GIVEN INSTRUCTION >>
Write out the data again in full, exactly as it reads.

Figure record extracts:
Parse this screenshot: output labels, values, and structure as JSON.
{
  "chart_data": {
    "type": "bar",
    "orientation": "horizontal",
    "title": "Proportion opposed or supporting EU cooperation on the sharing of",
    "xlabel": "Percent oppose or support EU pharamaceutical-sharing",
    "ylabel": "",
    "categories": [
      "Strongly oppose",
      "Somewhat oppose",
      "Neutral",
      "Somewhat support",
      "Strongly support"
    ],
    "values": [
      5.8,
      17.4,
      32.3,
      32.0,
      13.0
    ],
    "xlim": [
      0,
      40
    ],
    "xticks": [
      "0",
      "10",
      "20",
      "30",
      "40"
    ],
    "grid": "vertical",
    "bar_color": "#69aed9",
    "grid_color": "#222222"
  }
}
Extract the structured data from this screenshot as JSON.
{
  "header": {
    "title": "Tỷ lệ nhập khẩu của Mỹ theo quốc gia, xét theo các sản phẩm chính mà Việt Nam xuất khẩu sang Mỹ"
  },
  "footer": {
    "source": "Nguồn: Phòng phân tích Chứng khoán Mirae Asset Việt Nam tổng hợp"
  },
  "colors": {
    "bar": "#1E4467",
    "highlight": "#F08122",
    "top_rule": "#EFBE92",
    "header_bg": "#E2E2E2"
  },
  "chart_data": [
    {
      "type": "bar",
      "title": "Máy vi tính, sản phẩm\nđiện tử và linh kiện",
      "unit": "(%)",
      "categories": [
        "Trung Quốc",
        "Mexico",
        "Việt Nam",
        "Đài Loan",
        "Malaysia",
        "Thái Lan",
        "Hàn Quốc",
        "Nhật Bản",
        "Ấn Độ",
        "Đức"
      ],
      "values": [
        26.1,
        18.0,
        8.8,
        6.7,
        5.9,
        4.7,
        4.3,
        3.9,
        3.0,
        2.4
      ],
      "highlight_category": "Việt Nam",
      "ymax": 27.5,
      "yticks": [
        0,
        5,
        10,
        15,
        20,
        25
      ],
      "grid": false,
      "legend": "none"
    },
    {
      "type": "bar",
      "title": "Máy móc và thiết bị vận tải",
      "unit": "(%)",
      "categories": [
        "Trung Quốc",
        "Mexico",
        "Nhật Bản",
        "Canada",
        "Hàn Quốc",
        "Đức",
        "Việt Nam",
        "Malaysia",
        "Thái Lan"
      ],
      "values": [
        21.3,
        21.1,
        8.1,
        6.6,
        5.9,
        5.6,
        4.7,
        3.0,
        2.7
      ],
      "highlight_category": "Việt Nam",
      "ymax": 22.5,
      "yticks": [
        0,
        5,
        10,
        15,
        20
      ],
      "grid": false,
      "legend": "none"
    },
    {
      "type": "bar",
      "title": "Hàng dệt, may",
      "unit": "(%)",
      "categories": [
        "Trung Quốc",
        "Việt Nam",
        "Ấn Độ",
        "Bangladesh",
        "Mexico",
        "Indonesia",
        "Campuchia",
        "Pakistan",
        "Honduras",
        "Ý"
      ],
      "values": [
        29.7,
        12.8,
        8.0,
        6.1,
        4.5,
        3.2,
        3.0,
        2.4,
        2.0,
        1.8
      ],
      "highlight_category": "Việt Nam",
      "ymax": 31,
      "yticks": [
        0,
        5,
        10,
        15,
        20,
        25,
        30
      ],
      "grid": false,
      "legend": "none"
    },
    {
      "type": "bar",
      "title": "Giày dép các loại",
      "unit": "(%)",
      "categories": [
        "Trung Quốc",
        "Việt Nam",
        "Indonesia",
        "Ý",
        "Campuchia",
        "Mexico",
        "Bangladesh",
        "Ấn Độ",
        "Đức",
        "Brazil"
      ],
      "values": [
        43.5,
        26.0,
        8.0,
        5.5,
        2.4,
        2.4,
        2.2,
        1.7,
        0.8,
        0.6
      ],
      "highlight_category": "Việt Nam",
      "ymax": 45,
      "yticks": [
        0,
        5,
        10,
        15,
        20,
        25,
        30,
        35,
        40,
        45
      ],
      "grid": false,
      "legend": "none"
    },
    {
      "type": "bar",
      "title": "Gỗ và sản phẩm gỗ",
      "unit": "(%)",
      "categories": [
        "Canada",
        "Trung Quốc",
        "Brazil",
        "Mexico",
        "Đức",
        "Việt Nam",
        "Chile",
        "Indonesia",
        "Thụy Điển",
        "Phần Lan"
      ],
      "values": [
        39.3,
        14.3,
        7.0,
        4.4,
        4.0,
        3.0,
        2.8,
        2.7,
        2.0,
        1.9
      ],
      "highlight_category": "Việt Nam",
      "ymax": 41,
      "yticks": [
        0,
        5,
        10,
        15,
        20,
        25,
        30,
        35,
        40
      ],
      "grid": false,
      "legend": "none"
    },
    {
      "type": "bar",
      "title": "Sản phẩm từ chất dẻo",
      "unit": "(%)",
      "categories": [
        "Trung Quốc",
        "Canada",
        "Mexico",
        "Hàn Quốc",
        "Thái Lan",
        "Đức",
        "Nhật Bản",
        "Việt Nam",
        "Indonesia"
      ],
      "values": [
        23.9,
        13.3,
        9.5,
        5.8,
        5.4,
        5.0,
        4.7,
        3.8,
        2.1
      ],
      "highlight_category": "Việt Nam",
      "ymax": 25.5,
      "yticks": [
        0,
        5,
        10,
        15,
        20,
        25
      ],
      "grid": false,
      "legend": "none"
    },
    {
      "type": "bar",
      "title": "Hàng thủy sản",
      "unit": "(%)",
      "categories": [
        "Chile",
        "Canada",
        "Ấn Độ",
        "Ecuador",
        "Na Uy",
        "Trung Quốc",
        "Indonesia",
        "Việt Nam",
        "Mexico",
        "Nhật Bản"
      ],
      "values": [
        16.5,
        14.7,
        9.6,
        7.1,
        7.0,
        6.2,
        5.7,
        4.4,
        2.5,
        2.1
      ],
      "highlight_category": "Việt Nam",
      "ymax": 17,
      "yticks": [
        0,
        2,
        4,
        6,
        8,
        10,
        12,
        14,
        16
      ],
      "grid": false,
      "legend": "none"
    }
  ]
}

ANSWER TO THIS EXERCISE >>
Parse this screenshot: output labels, values, and structure as JSON.
{
  "chart_data": {
    "type": "bar",
    "orientation": "horizontal",
    "title": "Proportion opposed or supporting EU cooperation on the sharing of",
    "xlabel": "Percent oppose or support EU pharamaceutical-sharing",
    "ylabel": "",
    "categories": [
      "Strongly oppose",
      "Somewhat oppose",
      "Neutral",
      "Somewhat support",
      "Strongly support"
    ],
    "values": [
      5.8,
      17.4,
      32.3,
      32.0,
      13.0
    ],
    "xlim": [
      0,
      40
    ],
    "xticks": [
      "0",
      "10",
      "20",
      "30",
      "40"
    ],
    "grid": "vertical",
    "bar_color": "#69aed9",
    "grid_color": "#222222"
  }
}
Extract the structured data from this screenshot as JSON.
{
  "header": {
    "title": "Tỷ lệ nhập khẩu của Mỹ theo quốc gia, xét theo các sản phẩm chính mà Việt Nam xuất khẩu sang Mỹ"
  },
  "footer": {
    "source": "Nguồn: Phòng phân tích Chứng khoán Mirae Asset Việt Nam tổng hợp"
  },
  "colors": {
    "bar": "#1E4467",
    "highlight": "#F08122",
    "top_rule": "#EFBE92",
    "header_bg": "#E2E2E2"
  },
  "chart_data": [
    {
      "type": "bar",
      "title": "Máy vi tính, sản phẩm\nđiện tử và linh kiện",
      "unit": "(%)",
      "categories": [
        "Trung Quốc",
        "Mexico",
        "Việt Nam",
        "Đài Loan",
        "Malaysia",
        "Thái Lan",
        "Hàn Quốc",
        "Nhật Bản",
        "Ấn Độ",
        "Đức"
      ],
      "values": [
        26.1,
        18.0,
        8.8,
        6.7,
        5.9,
        4.7,
        4.3,
        3.9,
        3.0,
        2.4
      ],
      "highlight_category": "Việt Nam",
      "ymax": 27.5,
      "yticks": [
        0,
        5,
        10,
        15,
        20,
        25
      ],
      "grid": false,
      "legend": "none"
    },
    {
      "type": "bar",
      "title": "Máy móc và thiết bị vận tải",
      "unit": "(%)",
      "categories": [
        "Trung Quốc",
        "Mexico",
        "Nhật Bản",
        "Canada",
        "Hàn Quốc",
        "Đức",
        "Việt Nam",
        "Malaysia",
        "Thái Lan"
      ],
      "values": [
        21.3,
        21.1,
        8.1,
        6.6,
        5.9,
        5.6,
        4.7,
        3.0,
        2.7
      ],
      "highlight_category": "Việt Nam",
      "ymax": 22.5,
      "yticks": [
        0,
        5,
        10,
        15,
        20
      ],
      "grid": false,
      "legend": "none"
    },
    {
      "type": "bar",
      "title": "Hàng dệt, may",
      "unit": "(%)",
      "categories": [
        "Trung Quốc",
        "Việt Nam",
        "Ấn Độ",
        "Bangladesh",
        "Mexico",
        "Indonesia",
        "Campuchia",
        "Pakistan",
        "Honduras",
        "Ý"
      ],
      "values": [
        29.7,
        12.8,
        8.0,
        6.1,
        4.5,
        3.2,
        3.0,
        2.4,
        2.0,
        1.8
      ],
      "highlight_category": "Việt Nam",
      "ymax": 31,
      "yticks": [
        0,
        5,
        10,
        15,
        20,
        25,
        30
      ],
      "grid": false,
      "legend": "none"
    },
    {
      "type": "bar",
      "title": "Giày dép các loại",
      "unit": "(%)",
      "categories": [
        "Trung Quốc",
        "Việt Nam",
        "Indonesia",
        "Ý",
        "Campuchia",
        "Mexico",
        "Bangladesh",
        "Ấn Độ",
        "Đức",
        "Brazil"
      ],
      "values": [
        43.5,
        26.0,
        8.0,
        5.5,
        2.4,
        2.4,
        2.2,
        1.7,
        0.8,
        0.6
      ],
      "highlight_category": "Việt Nam",
      "ymax": 45,
      "yticks": [
        0,
        5,
        10,
        15,
        20,
        25,
        30,
        35,
        40,
        45
      ],
      "grid": false,
      "legend": "none"
    },
    {
      "type": "bar",
      "title": "Gỗ và sản phẩm gỗ",
      "unit": "(%)",
      "categories": [
        "Canada",
        "Trung Quốc",
        "Brazil",
        "Mexico",
        "Đức",
        "Việt Nam",
        "Chile",
        "Indonesia",
        "Thụy Điển",
        "Phần Lan"
      ],
      "values": [
        39.3,
        14.3,
        7.0,
        4.4,
        4.0,
        3.0,
        2.8,
        2.7,
        2.0,
        1.9
      ],
      "highlight_category": "Việt Nam",
      "ymax": 41,
      "yticks": [
        0,
        5,
        10,
        15,
        20,
        25,
        30,
        35,
        40
      ],
      "grid": false,
      "legend": "none"
    },
    {
      "type": "bar",
      "title": "Sản phẩm từ chất dẻo",
      "unit": "(%)",
      "categories": [
        "Trung Quốc",
        "Canada",
        "Mexico",
        "Hàn Quốc",
        "Thái Lan",
        "Đức",
        "Nhật Bản",
        "Việt Nam",
        "Indonesia"
      ],
      "values": [
        23.9,
        13.3,
        9.5,
        5.8,
        5.4,
        5.0,
        4.7,
        3.8,
        2.1
      ],
      "highlight_category": "Việt Nam",
      "ymax": 25.5,
      "yticks": [
        0,
        5,
        10,
        15,
        20,
        25
      ],
      "grid": false,
      "legend": "none"
    },
    {
      "type": "bar",
      "title": "Hàng thủy sản",
      "unit": "(%)",
      "categories": [
        "Chile",
        "Canada",
        "Ấn Độ",
        "Ecuador",
        "Na Uy",
        "Trung Quốc",
        "Indonesia",
        "Việt Nam",
        "Mexico",
        "Nhật Bản"
      ],
      "values": [
        16.5,
        14.7,
        9.6,
        7.1,
        7.0,
        6.2,
        5.7,
        4.4,
        2.5,
        2.1
      ],
      "highlight_category": "Việt Nam",
      "ymax": 17,
      "yticks": [
        0,
        2,
        4,
        6,
        8,
        10,
        12,
        14,
        16
      ],
      "grid": false,
      "legend": "none"
    }
  ]
}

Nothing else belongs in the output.